— Start of DATASET RECORDS —

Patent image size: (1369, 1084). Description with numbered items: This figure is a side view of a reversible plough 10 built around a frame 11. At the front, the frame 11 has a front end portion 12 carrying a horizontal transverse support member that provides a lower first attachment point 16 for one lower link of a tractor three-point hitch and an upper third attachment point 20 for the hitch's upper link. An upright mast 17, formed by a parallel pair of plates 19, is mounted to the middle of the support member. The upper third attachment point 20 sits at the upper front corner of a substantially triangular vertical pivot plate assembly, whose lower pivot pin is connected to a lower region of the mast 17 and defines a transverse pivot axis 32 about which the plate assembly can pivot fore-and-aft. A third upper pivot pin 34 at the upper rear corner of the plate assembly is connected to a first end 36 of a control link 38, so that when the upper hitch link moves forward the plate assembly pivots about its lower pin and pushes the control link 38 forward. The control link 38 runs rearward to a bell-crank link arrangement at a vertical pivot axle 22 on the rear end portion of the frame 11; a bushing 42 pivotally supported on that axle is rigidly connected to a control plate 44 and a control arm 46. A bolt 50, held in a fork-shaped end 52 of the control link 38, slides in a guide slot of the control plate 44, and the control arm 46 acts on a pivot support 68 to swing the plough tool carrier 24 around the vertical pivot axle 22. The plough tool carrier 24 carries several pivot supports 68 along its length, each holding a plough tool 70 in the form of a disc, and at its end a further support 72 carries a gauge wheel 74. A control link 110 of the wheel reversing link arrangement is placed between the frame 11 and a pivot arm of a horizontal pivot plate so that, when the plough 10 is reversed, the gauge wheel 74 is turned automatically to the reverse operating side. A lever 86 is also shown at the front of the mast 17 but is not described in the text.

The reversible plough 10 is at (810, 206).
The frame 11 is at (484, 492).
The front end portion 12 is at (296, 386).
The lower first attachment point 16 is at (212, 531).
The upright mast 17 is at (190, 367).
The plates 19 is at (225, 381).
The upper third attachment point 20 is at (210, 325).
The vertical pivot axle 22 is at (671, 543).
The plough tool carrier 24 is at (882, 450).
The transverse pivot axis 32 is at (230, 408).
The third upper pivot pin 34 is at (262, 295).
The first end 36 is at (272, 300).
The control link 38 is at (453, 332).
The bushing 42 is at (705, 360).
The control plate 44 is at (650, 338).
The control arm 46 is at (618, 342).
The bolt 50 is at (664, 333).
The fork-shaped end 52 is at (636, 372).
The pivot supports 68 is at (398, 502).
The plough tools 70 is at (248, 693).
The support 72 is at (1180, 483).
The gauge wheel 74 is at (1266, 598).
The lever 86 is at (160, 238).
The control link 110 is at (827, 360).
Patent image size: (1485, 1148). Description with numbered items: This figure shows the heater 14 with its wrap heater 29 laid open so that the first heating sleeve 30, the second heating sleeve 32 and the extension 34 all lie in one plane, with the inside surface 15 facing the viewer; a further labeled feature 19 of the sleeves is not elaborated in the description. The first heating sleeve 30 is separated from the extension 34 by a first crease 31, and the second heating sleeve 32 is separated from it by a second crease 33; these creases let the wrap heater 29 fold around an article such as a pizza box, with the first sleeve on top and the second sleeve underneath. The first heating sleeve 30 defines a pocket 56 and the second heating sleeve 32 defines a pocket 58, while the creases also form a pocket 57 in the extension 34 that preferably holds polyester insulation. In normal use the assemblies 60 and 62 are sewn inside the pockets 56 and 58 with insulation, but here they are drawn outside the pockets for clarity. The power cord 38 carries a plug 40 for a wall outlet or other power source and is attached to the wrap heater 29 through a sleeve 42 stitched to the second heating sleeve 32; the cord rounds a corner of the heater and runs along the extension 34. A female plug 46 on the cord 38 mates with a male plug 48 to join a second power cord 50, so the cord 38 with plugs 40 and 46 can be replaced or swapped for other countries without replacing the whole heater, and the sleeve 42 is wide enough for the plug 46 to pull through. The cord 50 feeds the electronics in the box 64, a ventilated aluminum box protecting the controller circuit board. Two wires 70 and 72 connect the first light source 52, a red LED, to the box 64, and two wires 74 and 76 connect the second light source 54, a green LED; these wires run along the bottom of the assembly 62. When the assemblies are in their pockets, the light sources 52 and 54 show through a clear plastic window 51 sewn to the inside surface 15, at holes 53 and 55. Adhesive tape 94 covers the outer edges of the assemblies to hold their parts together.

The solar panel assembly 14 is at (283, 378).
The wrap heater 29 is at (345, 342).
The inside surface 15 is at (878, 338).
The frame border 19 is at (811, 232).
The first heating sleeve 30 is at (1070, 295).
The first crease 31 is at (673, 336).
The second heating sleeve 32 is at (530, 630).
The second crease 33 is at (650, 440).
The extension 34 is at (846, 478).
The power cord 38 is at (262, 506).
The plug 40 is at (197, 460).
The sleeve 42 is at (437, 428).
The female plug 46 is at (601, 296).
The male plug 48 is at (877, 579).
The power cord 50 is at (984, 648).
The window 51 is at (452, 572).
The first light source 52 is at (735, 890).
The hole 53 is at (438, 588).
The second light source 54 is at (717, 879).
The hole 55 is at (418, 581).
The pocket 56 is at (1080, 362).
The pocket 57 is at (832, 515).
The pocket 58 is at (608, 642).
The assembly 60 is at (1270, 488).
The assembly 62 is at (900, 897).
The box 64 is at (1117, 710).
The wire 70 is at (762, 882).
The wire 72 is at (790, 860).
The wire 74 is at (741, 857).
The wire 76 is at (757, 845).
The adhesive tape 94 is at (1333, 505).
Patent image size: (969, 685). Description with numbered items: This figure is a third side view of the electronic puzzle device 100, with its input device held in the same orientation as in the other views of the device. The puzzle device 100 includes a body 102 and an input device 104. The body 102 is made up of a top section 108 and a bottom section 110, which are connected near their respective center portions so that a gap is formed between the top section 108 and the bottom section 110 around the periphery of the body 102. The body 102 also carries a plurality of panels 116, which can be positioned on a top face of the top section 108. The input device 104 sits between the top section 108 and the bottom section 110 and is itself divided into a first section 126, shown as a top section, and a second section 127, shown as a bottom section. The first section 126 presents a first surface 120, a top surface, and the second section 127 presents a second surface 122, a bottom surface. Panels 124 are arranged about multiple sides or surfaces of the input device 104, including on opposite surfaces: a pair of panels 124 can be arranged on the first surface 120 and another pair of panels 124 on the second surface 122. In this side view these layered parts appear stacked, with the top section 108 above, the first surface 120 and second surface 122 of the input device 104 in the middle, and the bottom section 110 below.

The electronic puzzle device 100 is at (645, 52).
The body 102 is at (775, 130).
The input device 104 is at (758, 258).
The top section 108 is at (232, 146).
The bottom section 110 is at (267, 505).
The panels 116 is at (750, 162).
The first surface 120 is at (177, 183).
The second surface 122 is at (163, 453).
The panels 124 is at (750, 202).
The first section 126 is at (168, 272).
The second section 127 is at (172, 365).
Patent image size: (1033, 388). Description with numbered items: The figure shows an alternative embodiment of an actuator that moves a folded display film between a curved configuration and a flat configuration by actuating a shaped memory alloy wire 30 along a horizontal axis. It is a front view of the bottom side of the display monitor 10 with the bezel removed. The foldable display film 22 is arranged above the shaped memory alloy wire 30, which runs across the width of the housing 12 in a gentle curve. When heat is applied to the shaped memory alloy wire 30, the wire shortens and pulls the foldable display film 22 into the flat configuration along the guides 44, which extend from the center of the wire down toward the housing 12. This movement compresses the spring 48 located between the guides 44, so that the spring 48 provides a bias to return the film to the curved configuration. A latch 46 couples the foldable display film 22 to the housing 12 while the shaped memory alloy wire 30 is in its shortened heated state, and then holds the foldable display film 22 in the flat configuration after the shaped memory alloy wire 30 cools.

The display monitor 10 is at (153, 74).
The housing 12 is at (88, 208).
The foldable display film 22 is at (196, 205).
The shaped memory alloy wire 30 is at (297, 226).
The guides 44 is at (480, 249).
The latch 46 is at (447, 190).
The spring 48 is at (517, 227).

— End of DATASET RECORDS —

▸ EXERCISE:
Lay out the listing from the line containing "Patent image size: (969, 685)." through the line containing "The first section 126 is at (168, 272)." as a numbered list, leaving out blank lines.

▸ WORKED SOLUTION:
1. Patent image size: (969, 685). Description with numbered items: This figure is a third side view of the electronic puzzle device 100, with its input device held in the same orientation as in the other views of the device. The puzzle device 100 includes a body 102 and an input device 104. The body 102 is made up of a top section 108 and a bottom section 110, which are connected near their respective center portions so that a gap is formed between the top section 108 and the bottom section 110 around the periphery of the body 102. The body 102 also carries a plurality of panels 116, which can be positioned on a top face of the top section 108. The input device 104 sits between the top section 108 and the bottom section 110 and is itself divided into a first section 126, shown as a top section, and a second section 127, shown as a bottom section. The first section 126 presents a first surface 120, a top surface, and the second section 127 presents a second surface 122, a bottom surface. Panels 124 are arranged about multiple sides or surfaces of the input device 104, including on opposite surfaces: a pair of panels 124 can be arranged on the first surface 120 and another pair of panels 124 on the second surface 122. In this side view these layered parts appear stacked, with the top section 108 above, the first surface 120 and second surface 122 of the input device 104 in the middle, and the bottom section 110 below.
2. The electronic puzzle device 100 is at (645, 52).
3. The body 102 is at (775, 130).
4. The input device 104 is at (758, 258).
5. The top section 108 is at (232, 146).
6. The bottom section 110 is at (267, 505).
7. The panels 116 is at (750, 162).
8. The first surface 120 is at (177, 183).
9. The second surface 122 is at (163, 453).
10. The panels 124 is at (750, 202).
11. The first section 126 is at (168, 272).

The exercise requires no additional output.